◆ **Textauszug**:
------------

10.04.2018

Historisches Urteil zum Regenwaldschutz – und die Weltpresse schweigt

Wie die Medien unermessliche Mitschuld auf sich laden.


Es ist erschütternd, wie in unseren Tagen Ignoranz und Untätigkeit, was die gesamte Zukunft der Erde betrifft, in den Köpfen und Herzen walten.
Politiker ergehen sich in Sonntagsreden und in Alltagsfurcht, irgendetwas zum Schutze unseres Planeten zu unternehmen. Der Hang zu bloßem Egoismus herrscht vor. Wie hündische Sklaven hecheln sie dem Kapital – und das heißt: den Kapitalbesitzern – hinterher, anstatt diese zur Verantwortung zu zwingen. Die für das Wohl der Gesamtheit Verantwortlichen haben noch nicht verstanden, dass es längst um das Überleben der Menschheit geht.

Und die Medien? Oft genug ist deren Blindheit und Zahnlosigkeit nicht weniger ausgeprägt. Es ist wie die berühmte Starre des Kaninchens vor der Schlange. Die Schlange aber ist der Drache – Profitgier und Vernichtung, ein Gehen über Leichen. David gegen Goliath, wobei Goliath der Leviathan gesichtsloser Gier ist (die sehr wohl von Gesichtern getragen wird), während David – die ganze übrige Menschheit ist.

Und faszinierend ist, dass sich bisweilen einfache, regionale Tageszeitungen als das eigentliche Leuchtfeuer journalistischer Verantwortung erweisen können. Möglicherweise ziehen die verängstigten, auf Reputation und Sicherheit bedachten und so das journalistische Ethos verratenden größeren Medien in den nächsten Tagen vielleicht noch nach. Aber heute ist es einzig und allein der Berliner Tagesspiegel, der von einem historischen Gerichtsurteil berichtete: Regenwald-Rodungen im Amazonas: Kinder siegen vor Gericht gegen den kolumbianischen Staat.

Fünfundzwanzig junge Menschen, einige davon noch Kinder, hatten schon im Januar den kolumbianischen Staat verklagt, weil er nichts gegen die massive Vernichtung des Regenwaldes unternimmt. Und nun gab das Oberste Gericht Kolumbiens den Klägern vor wenigen Tagen tatsächlich Recht. Und nicht nur das – offenbar wurde die Amazonasregion sogar als juristische Person anerkannt. Das Oberste Gericht verwies darauf, dass die Rodungen 2016 enorm zugenommen hatten (tatsächlich war die Farc-Guerilla bisher auch ein Garant für den Schutz des Regenwaldes). Es forderte den Staat auf, innerhalb von vier Monaten Maßnahmen zum Schutz des Regenwaldes zu ergreifen – und zwar offenbar in Zusammenarbeit mit den Klägern.

------------

◆ **Datenauszug**:
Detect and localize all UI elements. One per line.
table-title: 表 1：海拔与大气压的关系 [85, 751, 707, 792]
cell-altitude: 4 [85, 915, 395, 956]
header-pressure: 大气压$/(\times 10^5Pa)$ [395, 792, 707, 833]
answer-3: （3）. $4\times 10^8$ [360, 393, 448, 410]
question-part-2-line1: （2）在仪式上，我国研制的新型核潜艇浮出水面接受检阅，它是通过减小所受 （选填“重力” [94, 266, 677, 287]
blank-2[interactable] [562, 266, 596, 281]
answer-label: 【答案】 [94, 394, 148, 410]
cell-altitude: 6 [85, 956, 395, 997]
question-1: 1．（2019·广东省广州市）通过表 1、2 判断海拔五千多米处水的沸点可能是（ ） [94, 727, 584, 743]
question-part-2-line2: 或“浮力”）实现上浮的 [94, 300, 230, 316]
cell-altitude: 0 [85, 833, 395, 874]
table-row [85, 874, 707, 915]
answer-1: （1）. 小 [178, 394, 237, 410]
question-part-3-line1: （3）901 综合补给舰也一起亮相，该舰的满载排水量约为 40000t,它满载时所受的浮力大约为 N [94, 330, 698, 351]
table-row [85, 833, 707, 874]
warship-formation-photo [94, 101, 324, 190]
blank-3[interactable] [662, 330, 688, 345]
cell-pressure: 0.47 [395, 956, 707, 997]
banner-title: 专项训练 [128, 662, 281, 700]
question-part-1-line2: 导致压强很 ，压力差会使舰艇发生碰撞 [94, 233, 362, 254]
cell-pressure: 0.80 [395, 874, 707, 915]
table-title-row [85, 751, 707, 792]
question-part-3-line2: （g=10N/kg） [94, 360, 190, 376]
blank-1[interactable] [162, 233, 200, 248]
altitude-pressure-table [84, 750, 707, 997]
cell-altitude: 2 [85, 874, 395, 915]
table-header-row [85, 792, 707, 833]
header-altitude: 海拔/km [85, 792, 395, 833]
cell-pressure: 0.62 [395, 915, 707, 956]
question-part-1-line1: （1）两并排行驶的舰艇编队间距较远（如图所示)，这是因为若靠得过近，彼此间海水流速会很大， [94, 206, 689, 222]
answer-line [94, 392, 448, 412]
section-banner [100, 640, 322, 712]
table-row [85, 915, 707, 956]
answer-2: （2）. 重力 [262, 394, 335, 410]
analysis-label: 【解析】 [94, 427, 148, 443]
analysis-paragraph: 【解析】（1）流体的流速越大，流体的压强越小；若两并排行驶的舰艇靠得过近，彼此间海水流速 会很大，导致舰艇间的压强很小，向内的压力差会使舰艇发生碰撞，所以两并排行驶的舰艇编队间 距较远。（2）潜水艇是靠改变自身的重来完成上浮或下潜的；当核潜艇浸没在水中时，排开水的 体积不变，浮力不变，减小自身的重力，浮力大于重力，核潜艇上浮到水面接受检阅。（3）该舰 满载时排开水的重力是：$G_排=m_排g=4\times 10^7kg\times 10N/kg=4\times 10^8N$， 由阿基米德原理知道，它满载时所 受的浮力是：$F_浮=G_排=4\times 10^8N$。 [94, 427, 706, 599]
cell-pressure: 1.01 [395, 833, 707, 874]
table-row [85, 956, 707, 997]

------------

◆ **Aufgabe**:
Beantworte zum Artikel über das Regenwald-Urteil diese Fragen:
1. Welche Zeitung berichtete laut dem Artikel als einzige über das Urteil?
2. Wie viele junge Menschen hatten den kolumbianischen Staat verklagt?
3. Innerhalb welcher Frist soll der Staat Maßnahmen zum Schutz des Regenwaldes ergreifen?
Die Einträge spielen hierfür keine Rolle.

◆ **Antwort**:
1. Der Berliner Tagesspiegel.
2. Fünfundzwanzig.
3. Innerhalb von vier Monaten.